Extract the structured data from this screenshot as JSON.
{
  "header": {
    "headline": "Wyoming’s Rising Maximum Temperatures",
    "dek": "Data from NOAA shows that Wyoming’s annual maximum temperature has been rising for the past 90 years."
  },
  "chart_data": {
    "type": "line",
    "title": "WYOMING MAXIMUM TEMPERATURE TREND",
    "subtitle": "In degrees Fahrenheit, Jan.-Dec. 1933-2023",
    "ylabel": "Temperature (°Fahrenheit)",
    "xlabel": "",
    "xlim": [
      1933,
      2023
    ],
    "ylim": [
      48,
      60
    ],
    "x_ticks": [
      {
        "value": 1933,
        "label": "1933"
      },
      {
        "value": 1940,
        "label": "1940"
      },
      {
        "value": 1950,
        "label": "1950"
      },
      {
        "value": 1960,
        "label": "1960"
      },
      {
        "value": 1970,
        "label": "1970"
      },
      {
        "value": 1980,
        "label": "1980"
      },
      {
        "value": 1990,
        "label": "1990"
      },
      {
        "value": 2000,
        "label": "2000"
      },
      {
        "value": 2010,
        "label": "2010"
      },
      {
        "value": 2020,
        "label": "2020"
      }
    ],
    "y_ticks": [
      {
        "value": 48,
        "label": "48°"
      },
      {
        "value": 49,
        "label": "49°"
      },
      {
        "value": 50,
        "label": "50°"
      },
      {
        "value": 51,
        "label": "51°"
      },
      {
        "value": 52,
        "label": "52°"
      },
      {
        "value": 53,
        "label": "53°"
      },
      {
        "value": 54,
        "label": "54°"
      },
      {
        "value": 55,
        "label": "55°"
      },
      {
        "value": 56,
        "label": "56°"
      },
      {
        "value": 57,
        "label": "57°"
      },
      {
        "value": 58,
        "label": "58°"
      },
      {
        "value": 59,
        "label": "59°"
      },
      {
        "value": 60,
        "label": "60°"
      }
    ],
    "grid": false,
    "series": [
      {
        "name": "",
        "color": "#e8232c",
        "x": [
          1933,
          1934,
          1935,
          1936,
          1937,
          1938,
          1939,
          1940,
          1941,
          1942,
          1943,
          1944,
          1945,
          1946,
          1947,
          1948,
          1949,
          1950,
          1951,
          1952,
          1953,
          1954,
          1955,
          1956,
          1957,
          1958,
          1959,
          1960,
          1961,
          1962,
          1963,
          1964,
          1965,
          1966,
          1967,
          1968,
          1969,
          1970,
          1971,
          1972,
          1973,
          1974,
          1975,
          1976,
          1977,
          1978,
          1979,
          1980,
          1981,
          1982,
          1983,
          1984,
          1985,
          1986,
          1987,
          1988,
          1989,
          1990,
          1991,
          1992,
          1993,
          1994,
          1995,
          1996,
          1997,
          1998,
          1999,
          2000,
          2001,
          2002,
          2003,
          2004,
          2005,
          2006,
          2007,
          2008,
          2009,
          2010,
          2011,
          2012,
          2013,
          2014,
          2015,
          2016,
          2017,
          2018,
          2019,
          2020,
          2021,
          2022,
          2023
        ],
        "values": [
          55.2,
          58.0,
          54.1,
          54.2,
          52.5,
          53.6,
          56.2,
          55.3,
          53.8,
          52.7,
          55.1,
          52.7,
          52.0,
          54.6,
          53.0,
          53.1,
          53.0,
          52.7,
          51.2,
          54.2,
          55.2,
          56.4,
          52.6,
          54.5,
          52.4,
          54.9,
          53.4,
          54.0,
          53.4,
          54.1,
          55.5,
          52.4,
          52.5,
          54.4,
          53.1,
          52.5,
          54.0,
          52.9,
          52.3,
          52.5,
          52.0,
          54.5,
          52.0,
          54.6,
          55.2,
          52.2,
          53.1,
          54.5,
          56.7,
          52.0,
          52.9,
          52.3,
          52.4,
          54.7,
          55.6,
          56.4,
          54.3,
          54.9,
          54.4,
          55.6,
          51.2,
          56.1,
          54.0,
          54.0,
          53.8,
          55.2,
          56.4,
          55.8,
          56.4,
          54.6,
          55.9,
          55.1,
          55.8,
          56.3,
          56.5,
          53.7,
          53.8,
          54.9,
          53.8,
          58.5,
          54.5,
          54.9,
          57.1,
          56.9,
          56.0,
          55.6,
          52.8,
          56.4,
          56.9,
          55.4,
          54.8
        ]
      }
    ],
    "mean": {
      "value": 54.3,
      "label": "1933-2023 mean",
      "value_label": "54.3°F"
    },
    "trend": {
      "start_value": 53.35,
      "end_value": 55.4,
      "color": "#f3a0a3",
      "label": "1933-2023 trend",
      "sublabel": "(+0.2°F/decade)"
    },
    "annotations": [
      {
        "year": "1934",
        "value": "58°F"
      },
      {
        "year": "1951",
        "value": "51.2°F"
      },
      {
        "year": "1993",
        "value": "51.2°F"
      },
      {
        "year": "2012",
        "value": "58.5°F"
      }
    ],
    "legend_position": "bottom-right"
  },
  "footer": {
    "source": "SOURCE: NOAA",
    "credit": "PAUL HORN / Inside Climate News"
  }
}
---------------
Select every line of the material above holding the word "Fahrenheit" and copy it.

◆ **Output for this task**
    "subtitle": "In degrees Fahrenheit, Jan.-Dec. 1933-2023",
    "ylabel": "Temperature (°Fahrenheit)",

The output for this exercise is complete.